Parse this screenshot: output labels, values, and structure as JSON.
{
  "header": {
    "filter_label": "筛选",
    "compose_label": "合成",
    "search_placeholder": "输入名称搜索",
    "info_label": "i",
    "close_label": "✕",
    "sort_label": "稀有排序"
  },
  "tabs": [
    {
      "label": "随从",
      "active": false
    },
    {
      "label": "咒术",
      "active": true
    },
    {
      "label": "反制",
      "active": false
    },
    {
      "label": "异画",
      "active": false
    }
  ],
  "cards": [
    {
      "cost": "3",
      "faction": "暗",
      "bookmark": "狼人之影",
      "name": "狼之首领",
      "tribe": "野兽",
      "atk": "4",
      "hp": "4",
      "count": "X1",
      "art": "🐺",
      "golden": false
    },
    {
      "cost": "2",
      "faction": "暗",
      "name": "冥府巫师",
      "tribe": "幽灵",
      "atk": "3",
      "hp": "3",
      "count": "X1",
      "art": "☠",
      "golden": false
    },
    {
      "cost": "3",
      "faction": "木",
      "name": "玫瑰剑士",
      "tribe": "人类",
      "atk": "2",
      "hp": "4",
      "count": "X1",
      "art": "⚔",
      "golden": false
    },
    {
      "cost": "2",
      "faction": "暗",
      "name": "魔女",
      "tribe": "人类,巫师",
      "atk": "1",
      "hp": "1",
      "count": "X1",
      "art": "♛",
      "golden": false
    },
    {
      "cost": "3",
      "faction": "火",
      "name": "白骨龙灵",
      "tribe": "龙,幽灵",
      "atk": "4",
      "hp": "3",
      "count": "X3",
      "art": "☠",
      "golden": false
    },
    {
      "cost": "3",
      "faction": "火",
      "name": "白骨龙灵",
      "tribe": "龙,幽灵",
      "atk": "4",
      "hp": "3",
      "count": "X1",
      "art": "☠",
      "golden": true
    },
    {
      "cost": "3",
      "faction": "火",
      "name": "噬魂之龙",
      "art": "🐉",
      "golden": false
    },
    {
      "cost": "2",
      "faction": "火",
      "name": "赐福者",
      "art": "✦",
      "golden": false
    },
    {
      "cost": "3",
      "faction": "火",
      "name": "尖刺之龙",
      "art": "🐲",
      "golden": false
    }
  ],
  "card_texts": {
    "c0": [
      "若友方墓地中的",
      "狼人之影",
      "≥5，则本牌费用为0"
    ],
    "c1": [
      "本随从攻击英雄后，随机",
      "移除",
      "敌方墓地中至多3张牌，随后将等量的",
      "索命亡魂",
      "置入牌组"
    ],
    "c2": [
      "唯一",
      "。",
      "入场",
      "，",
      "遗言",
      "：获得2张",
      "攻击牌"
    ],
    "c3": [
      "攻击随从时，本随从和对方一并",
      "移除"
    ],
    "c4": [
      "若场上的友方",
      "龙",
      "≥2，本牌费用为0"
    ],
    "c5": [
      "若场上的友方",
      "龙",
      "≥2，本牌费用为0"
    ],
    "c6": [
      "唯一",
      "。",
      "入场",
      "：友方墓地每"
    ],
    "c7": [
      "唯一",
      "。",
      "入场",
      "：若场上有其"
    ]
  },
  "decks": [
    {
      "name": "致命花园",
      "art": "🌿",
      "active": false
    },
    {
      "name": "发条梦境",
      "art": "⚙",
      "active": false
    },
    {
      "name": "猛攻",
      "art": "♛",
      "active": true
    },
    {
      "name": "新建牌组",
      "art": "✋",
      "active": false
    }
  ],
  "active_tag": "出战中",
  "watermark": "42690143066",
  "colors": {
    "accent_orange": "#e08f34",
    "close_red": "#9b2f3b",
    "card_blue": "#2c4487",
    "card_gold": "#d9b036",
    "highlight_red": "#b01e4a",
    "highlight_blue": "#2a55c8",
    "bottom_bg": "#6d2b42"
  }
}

————

■ Written instruction
All records above must be set down exactly, please.

■ Solved problem
Parse this screenshot: output labels, values, and structure as JSON.
{
  "header": {
    "filter_label": "筛选",
    "compose_label": "合成",
    "search_placeholder": "输入名称搜索",
    "info_label": "i",
    "close_label": "✕",
    "sort_label": "稀有排序"
  },
  "tabs": [
    {
      "label": "随从",
      "active": false
    },
    {
      "label": "咒术",
      "active": true
    },
    {
      "label": "反制",
      "active": false
    },
    {
      "label": "异画",
      "active": false
    }
  ],
  "cards": [
    {
      "cost": "3",
      "faction": "暗",
      "bookmark": "狼人之影",
      "name": "狼之首领",
      "tribe": "野兽",
      "atk": "4",
      "hp": "4",
      "count": "X1",
      "art": "🐺",
      "golden": false
    },
    {
      "cost": "2",
      "faction": "暗",
      "name": "冥府巫师",
      "tribe": "幽灵",
      "atk": "3",
      "hp": "3",
      "count": "X1",
      "art": "☠",
      "golden": false
    },
    {
      "cost": "3",
      "faction": "木",
      "name": "玫瑰剑士",
      "tribe": "人类",
      "atk": "2",
      "hp": "4",
      "count": "X1",
      "art": "⚔",
      "golden": false
    },
    {
      "cost": "2",
      "faction": "暗",
      "name": "魔女",
      "tribe": "人类,巫师",
      "atk": "1",
      "hp": "1",
      "count": "X1",
      "art": "♛",
      "golden": false
    },
    {
      "cost": "3",
      "faction": "火",
      "name": "白骨龙灵",
      "tribe": "龙,幽灵",
      "atk": "4",
      "hp": "3",
      "count": "X3",
      "art": "☠",
      "golden": false
    },
    {
      "cost": "3",
      "faction": "火",
      "name": "白骨龙灵",
      "tribe": "龙,幽灵",
      "atk": "4",
      "hp": "3",
      "count": "X1",
      "art": "☠",
      "golden": true
    },
    {
      "cost": "3",
      "faction": "火",
      "name": "噬魂之龙",
      "art": "🐉",
      "golden": false
    },
    {
      "cost": "2",
      "faction": "火",
      "name": "赐福者",
      "art": "✦",
      "golden": false
    },
    {
      "cost": "3",
      "faction": "火",
      "name": "尖刺之龙",
      "art": "🐲",
      "golden": false
    }
  ],
  "card_texts": {
    "c0": [
      "若友方墓地中的",
      "狼人之影",
      "≥5，则本牌费用为0"
    ],
    "c1": [
      "本随从攻击英雄后，随机",
      "移除",
      "敌方墓地中至多3张牌，随后将等量的",
      "索命亡魂",
      "置入牌组"
    ],
    "c2": [
      "唯一",
      "。",
      "入场",
      "，",
      "遗言",
      "：获得2张",
      "攻击牌"
    ],
    "c3": [
      "攻击随从时，本随从和对方一并",
      "移除"
    ],
    "c4": [
      "若场上的友方",
      "龙",
      "≥2，本牌费用为0"
    ],
    "c5": [
      "若场上的友方",
      "龙",
      "≥2，本牌费用为0"
    ],
    "c6": [
      "唯一",
      "。",
      "入场",
      "：友方墓地每"
    ],
    "c7": [
      "唯一",
      "。",
      "入场",
      "：若场上有其"
    ]
  },
  "decks": [
    {
      "name": "致命花园",
      "art": "🌿",
      "active": false
    },
    {
      "name": "发条梦境",
      "art": "⚙",
      "active": false
    },
    {
      "name": "猛攻",
      "art": "♛",
      "active": true
    },
    {
      "name": "新建牌组",
      "art": "✋",
      "active": false
    }
  ],
  "active_tag": "出战中",
  "watermark": "42690143066",
  "colors": {
    "accent_orange": "#e08f34",
    "close_red": "#9b2f3b",
    "card_blue": "#2c4487",
    "card_gold": "#d9b036",
    "highlight_red": "#b01e4a",
    "highlight_blue": "#2a55c8",
    "bottom_bg": "#6d2b42"
  }
}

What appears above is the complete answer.